• [Entries shown]:
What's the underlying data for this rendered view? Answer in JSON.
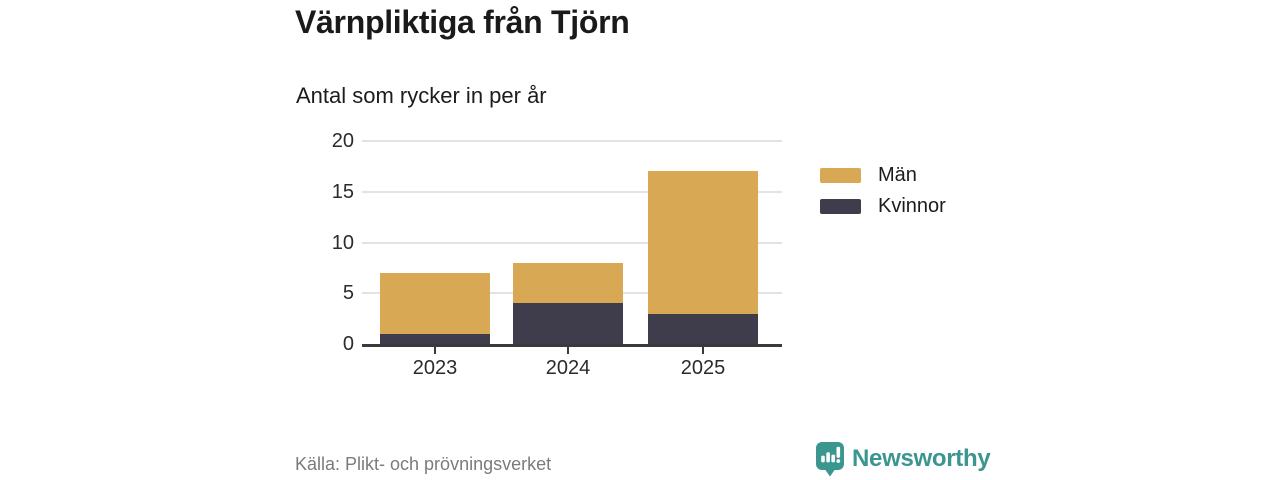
{
  "header": {
    "title": "Värnpliktiga från Tjörn",
    "subtitle": "Antal som rycker in per år"
  },
  "chart_data": {
    "type": "bar",
    "stacked": true,
    "title": "Värnpliktiga från Tjörn",
    "subtitle": "Antal som rycker in per år",
    "categories": [
      "2023",
      "2024",
      "2025"
    ],
    "series": [
      {
        "name": "Män",
        "color": "#D9A854",
        "values": [
          6,
          4,
          14
        ],
        "stack_position": "top"
      },
      {
        "name": "Kvinnor",
        "color": "#3F3C4C",
        "values": [
          1,
          4,
          3
        ],
        "stack_position": "bottom"
      }
    ],
    "totals": [
      7,
      8,
      17
    ],
    "xlabel": "",
    "ylabel": "",
    "ylim": [
      0,
      20
    ],
    "yticks": [
      0,
      5,
      10,
      15,
      20
    ],
    "grid": "horizontal",
    "legend_position": "right"
  },
  "footer": {
    "source": "Källa: Plikt- och prövningsverket",
    "brand": "Newsworthy"
  },
  "colors": {
    "men_gold": "#D9A854",
    "women_dark": "#3F3C4C",
    "brand_teal": "#3A968F",
    "gridline": "#E3E3E3",
    "baseline": "#3A3A3A",
    "axis_text": "#2B2B2B",
    "source_text": "#7B7B7B"
  }
}
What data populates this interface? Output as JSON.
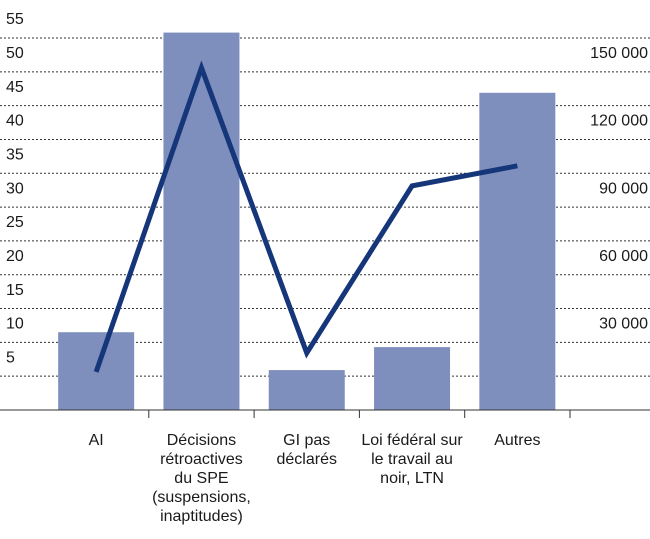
{
  "chart_data": {
    "type": "bar",
    "categories": [
      "AI",
      "Décisions rétroactives du SPE (suspensions, inaptitudes)",
      "GI pas déclarés",
      "Loi fédéral sur le travail au noir, LTN",
      "Autres"
    ],
    "series": [
      {
        "type": "bar",
        "axis": "y",
        "color": "#7f8fbd",
        "values": [
          11.5,
          55.8,
          5.9,
          9.3,
          46.9
        ]
      },
      {
        "type": "line",
        "axis": "y2",
        "color": "#16367a",
        "values": [
          16900,
          151800,
          25300,
          99400,
          108300
        ]
      }
    ],
    "ylim": [
      0,
      55
    ],
    "yticks": [
      5,
      10,
      15,
      20,
      25,
      30,
      35,
      40,
      45,
      50,
      55
    ],
    "y2lim": [
      0,
      165000
    ],
    "y2ticks": [
      {
        "value": 30000,
        "label": "30 000"
      },
      {
        "value": 60000,
        "label": "60 000"
      },
      {
        "value": 90000,
        "label": "90 000"
      },
      {
        "value": 120000,
        "label": "120 000"
      },
      {
        "value": 150000,
        "label": "150 000"
      }
    ],
    "grid": true
  }
}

• [What is expected]: Each line from the one that contains "What data populates" to the end of the listing must be quoted exactly; no other line and no picture belongs in the copy.

• [Answer]:
What data populates this interface? Output as JSON.
{
  "chart_data": {
    "type": "bar",
    "categories": [
      "AI",
      "Décisions rétroactives du SPE (suspensions, inaptitudes)",
      "GI pas déclarés",
      "Loi fédéral sur le travail au noir, LTN",
      "Autres"
    ],
    "series": [
      {
        "type": "bar",
        "axis": "y",
        "color": "#7f8fbd",
        "values": [
          11.5,
          55.8,
          5.9,
          9.3,
          46.9
        ]
      },
      {
        "type": "line",
        "axis": "y2",
        "color": "#16367a",
        "values": [
          16900,
          151800,
          25300,
          99400,
          108300
        ]
      }
    ],
    "ylim": [
      0,
      55
    ],
    "yticks": [
      5,
      10,
      15,
      20,
      25,
      30,
      35,
      40,
      45,
      50,
      55
    ],
    "y2lim": [
      0,
      165000
    ],
    "y2ticks": [
      {
        "value": 30000,
        "label": "30 000"
      },
      {
        "value": 60000,
        "label": "60 000"
      },
      {
        "value": 90000,
        "label": "90 000"
      },
      {
        "value": 120000,
        "label": "120 000"
      },
      {
        "value": 150000,
        "label": "150 000"
      }
    ],
    "grid": true
  }
}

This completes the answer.